══ Available data ══
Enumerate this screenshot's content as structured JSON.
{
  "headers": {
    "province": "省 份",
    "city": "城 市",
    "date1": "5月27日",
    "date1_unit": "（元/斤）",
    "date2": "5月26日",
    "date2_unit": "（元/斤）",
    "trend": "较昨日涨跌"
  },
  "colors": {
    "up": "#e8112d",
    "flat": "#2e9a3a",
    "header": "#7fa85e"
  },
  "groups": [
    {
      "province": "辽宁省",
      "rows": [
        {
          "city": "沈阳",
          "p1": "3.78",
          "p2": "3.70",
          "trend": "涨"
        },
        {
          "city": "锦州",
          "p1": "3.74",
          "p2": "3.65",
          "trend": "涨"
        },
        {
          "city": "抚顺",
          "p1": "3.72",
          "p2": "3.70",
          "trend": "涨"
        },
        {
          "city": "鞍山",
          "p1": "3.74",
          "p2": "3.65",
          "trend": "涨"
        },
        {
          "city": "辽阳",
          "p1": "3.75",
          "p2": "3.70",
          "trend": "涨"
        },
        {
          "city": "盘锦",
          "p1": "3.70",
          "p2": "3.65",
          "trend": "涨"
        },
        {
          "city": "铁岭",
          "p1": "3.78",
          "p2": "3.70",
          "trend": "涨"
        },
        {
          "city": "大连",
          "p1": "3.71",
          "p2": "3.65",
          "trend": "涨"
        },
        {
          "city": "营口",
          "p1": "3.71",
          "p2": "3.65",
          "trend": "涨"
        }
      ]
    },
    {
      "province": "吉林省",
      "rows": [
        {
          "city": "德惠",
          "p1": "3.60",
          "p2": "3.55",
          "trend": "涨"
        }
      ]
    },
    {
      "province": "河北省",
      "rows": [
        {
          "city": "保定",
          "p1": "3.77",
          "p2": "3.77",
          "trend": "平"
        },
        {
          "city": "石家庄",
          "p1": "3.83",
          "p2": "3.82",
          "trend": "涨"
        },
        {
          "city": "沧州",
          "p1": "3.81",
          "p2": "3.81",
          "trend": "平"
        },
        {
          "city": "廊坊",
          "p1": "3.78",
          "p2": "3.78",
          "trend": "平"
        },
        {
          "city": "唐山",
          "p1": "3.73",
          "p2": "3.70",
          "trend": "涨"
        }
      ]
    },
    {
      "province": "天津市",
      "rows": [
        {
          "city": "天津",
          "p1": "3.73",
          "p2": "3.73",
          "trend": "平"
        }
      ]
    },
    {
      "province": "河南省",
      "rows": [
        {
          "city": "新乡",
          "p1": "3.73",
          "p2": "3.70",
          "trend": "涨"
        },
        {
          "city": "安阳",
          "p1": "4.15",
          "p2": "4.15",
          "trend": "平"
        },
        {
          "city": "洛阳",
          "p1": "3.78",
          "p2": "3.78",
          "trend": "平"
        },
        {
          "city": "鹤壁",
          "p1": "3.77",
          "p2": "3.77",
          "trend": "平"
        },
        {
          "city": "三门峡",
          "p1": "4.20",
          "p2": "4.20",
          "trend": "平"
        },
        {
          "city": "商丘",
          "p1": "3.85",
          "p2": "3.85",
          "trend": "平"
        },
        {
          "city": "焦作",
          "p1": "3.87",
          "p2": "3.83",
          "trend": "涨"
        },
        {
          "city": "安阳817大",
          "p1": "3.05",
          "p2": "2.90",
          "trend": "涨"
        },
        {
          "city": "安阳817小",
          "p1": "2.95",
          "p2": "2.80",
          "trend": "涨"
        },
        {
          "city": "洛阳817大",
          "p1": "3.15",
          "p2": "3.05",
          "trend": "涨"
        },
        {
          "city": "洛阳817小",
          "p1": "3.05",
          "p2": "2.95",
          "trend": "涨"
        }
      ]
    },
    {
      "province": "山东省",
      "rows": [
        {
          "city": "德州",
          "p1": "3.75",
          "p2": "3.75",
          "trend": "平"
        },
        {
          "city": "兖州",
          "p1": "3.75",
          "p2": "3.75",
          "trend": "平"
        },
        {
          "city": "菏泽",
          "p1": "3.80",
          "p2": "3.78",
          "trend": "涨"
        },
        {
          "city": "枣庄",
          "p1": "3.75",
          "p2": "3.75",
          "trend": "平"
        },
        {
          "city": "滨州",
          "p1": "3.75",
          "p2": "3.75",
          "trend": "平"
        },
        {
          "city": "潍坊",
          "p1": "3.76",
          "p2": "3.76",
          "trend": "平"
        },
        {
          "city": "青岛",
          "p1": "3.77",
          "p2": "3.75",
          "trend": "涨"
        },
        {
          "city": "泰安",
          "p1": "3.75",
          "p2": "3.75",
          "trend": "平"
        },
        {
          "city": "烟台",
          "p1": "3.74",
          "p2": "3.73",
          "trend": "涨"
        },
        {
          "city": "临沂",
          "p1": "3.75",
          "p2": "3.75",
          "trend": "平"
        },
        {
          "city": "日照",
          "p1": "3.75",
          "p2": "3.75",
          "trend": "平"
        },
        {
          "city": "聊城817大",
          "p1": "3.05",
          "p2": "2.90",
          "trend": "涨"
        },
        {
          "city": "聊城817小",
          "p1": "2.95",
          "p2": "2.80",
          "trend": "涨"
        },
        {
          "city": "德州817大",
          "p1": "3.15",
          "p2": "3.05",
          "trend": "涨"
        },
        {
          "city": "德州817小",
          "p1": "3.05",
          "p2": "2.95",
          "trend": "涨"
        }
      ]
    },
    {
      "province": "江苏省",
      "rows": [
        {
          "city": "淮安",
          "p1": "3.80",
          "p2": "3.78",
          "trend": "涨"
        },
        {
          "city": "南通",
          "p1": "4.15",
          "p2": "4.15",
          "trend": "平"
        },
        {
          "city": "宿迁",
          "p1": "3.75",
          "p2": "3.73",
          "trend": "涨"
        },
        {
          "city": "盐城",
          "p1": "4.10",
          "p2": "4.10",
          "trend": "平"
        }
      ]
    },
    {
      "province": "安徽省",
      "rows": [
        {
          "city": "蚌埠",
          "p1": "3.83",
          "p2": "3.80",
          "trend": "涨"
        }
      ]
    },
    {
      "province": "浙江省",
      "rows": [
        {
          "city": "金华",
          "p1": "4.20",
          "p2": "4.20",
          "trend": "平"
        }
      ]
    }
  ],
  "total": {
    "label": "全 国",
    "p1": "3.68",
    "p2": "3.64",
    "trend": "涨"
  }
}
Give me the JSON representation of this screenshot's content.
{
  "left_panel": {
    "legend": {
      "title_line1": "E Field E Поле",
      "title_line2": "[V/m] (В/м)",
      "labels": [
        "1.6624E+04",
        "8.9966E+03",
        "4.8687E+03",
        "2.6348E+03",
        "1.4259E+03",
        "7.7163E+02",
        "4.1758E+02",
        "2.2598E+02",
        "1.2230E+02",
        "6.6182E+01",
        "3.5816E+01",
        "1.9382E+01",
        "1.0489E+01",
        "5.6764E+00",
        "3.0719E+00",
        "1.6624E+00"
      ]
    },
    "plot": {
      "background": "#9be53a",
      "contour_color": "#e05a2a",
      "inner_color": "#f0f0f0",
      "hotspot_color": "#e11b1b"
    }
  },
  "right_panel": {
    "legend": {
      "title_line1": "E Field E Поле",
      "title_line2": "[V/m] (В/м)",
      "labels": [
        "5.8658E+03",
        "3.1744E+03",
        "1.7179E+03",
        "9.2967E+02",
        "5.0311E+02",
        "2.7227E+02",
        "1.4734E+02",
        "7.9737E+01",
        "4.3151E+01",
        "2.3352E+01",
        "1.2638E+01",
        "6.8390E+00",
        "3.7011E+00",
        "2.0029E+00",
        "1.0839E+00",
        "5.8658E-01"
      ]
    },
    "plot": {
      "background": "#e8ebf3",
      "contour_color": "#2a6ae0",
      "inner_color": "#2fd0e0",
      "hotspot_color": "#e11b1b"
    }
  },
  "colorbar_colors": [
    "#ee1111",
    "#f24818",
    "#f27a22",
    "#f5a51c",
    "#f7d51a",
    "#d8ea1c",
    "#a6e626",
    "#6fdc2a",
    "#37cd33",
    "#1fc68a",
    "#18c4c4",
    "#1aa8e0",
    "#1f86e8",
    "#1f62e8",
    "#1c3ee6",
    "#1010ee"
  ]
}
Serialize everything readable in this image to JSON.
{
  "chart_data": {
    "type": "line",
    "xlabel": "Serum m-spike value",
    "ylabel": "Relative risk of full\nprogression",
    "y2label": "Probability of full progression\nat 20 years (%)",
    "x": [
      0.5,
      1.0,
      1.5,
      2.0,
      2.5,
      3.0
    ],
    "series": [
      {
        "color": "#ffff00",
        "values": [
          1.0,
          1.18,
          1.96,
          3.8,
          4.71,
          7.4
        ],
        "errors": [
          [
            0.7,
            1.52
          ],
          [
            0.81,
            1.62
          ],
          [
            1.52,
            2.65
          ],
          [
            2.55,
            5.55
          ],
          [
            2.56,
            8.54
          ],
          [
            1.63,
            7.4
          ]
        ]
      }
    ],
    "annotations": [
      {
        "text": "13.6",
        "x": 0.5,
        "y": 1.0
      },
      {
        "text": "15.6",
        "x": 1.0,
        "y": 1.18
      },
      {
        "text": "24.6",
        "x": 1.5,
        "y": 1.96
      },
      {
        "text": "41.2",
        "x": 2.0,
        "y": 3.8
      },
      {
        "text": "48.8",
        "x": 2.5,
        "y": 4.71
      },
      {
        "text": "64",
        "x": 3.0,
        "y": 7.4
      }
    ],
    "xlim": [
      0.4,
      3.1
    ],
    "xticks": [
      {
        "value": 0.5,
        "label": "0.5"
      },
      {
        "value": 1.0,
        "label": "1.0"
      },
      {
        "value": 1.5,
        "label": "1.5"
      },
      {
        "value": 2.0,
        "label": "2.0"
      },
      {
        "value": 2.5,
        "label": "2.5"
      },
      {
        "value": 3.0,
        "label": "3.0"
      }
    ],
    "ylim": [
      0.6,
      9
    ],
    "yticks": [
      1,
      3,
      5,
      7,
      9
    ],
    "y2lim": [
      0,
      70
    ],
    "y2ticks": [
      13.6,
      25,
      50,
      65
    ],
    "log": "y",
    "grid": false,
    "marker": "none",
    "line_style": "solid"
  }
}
═══
- Set problem: Starting at the line that contains "Serialize everything readable", output each remaining line of the listing, the last line included, exactly as it appears.

- Exercise output:
Serialize everything readable in this image to JSON.
{
  "chart_data": {
    "type": "line",
    "xlabel": "Serum m-spike value",
    "ylabel": "Relative risk of full\nprogression",
    "y2label": "Probability of full progression\nat 20 years (%)",
    "x": [
      0.5,
      1.0,
      1.5,
      2.0,
      2.5,
      3.0
    ],
    "series": [
      {
        "color": "#ffff00",
        "values": [
          1.0,
          1.18,
          1.96,
          3.8,
          4.71,
          7.4
        ],
        "errors": [
          [
            0.7,
            1.52
          ],
          [
            0.81,
            1.62
          ],
          [
            1.52,
            2.65
          ],
          [
            2.55,
            5.55
          ],
          [
            2.56,
            8.54
          ],
          [
            1.63,
            7.4
          ]
        ]
      }
    ],
    "annotations": [
      {
        "text": "13.6",
        "x": 0.5,
        "y": 1.0
      },
      {
        "text": "15.6",
        "x": 1.0,
        "y": 1.18
      },
      {
        "text": "24.6",
        "x": 1.5,
        "y": 1.96
      },
      {
        "text": "41.2",
        "x": 2.0,
        "y": 3.8
      },
      {
        "text": "48.8",
        "x": 2.5,
        "y": 4.71
      },
      {
        "text": "64",
        "x": 3.0,
        "y": 7.4
      }
    ],
    "xlim": [
      0.4,
      3.1
    ],
    "xticks": [
      {
        "value": 0.5,
        "label": "0.5"
      },
      {
        "value": 1.0,
        "label": "1.0"
      },
      {
        "value": 1.5,
        "label": "1.5"
      },
      {
        "value": 2.0,
        "label": "2.0"
      },
      {
        "value": 2.5,
        "label": "2.5"
      },
      {
        "value": 3.0,
        "label": "3.0"
      }
    ],
    "ylim": [
      0.6,
      9
    ],
    "yticks": [
      1,
      3,
      5,
      7,
      9
    ],
    "y2lim": [
      0,
      70
    ],
    "y2ticks": [
      13.6,
      25,
      50,
      65
    ],
    "log": "y",
    "grid": false,
    "marker": "none",
    "line_style": "solid"
  }
}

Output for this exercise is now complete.